■ **Supplied records**:
↓

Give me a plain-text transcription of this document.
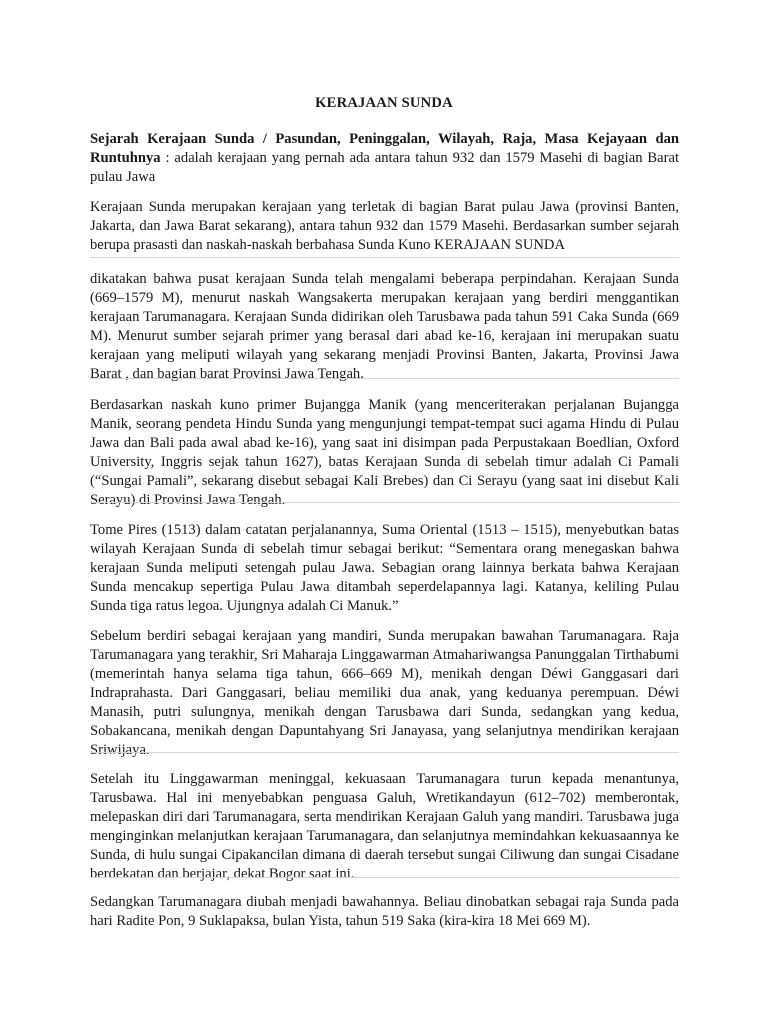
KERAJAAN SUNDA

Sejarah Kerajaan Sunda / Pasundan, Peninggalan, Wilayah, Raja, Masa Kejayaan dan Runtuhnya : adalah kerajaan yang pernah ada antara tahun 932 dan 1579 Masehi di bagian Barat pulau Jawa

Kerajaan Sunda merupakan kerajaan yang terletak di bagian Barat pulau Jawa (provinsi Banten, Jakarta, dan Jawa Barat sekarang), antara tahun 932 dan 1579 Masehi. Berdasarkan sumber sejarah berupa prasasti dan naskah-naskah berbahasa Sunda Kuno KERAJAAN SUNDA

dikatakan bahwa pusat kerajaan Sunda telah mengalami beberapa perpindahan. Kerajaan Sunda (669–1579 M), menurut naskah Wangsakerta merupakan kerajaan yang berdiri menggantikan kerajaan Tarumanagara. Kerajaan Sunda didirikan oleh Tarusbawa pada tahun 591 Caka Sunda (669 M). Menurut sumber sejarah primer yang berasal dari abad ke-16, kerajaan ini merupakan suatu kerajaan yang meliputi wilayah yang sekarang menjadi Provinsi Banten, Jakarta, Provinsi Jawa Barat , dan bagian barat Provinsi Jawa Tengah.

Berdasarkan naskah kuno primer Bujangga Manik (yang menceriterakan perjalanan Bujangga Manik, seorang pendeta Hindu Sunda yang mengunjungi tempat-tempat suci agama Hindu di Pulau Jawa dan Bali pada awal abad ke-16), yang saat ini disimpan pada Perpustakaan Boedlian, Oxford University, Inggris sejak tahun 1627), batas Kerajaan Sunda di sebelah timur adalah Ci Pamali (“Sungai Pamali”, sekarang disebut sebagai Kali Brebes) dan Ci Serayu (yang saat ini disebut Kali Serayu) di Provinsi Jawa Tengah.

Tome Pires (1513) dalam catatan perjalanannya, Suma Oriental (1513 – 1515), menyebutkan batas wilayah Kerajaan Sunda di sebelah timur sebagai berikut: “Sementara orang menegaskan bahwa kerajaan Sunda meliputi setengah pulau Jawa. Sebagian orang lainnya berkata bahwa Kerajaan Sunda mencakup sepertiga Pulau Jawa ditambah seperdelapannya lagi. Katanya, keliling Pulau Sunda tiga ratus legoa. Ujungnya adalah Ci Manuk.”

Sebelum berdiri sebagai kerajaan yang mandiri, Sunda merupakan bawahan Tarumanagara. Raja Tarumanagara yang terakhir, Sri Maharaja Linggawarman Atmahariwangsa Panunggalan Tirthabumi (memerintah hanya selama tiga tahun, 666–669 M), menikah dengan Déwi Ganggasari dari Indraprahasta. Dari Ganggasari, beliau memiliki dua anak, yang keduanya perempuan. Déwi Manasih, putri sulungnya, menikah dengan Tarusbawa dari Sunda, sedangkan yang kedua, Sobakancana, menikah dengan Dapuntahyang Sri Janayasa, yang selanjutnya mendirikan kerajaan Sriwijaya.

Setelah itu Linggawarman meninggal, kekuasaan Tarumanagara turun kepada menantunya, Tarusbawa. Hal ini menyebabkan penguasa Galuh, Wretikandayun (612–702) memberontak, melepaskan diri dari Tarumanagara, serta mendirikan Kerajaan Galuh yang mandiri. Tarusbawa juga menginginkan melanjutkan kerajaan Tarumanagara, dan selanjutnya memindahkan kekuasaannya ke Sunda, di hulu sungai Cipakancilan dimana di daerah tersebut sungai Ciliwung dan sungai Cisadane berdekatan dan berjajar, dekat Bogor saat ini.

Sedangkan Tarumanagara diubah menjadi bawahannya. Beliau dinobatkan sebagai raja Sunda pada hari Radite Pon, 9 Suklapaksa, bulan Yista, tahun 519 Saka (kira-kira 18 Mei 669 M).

↑

■ **Written request**:
Identify the lines above that contain the word "menjadi", then copy them.

■ **Solution**:
dikatakan bahwa pusat kerajaan Sunda telah mengalami beberapa perpindahan. Kerajaan Sunda (669–1579 M), menurut naskah Wangsakerta merupakan kerajaan yang berdiri menggantikan kerajaan Tarumanagara. Kerajaan Sunda didirikan oleh Tarusbawa pada tahun 591 Caka Sunda (669 M). Menurut sumber sejarah primer yang berasal dari abad ke-16, kerajaan ini merupakan suatu kerajaan yang meliputi wilayah yang sekarang menjadi Provinsi Banten, Jakarta, Provinsi Jawa Barat , dan bagian barat Provinsi Jawa Tengah.
Sedangkan Tarumanagara diubah menjadi bawahannya. Beliau dinobatkan sebagai raja Sunda pada hari Radite Pon, 9 Suklapaksa, bulan Yista, tahun 519 Saka (kira-kira 18 Mei 669 M).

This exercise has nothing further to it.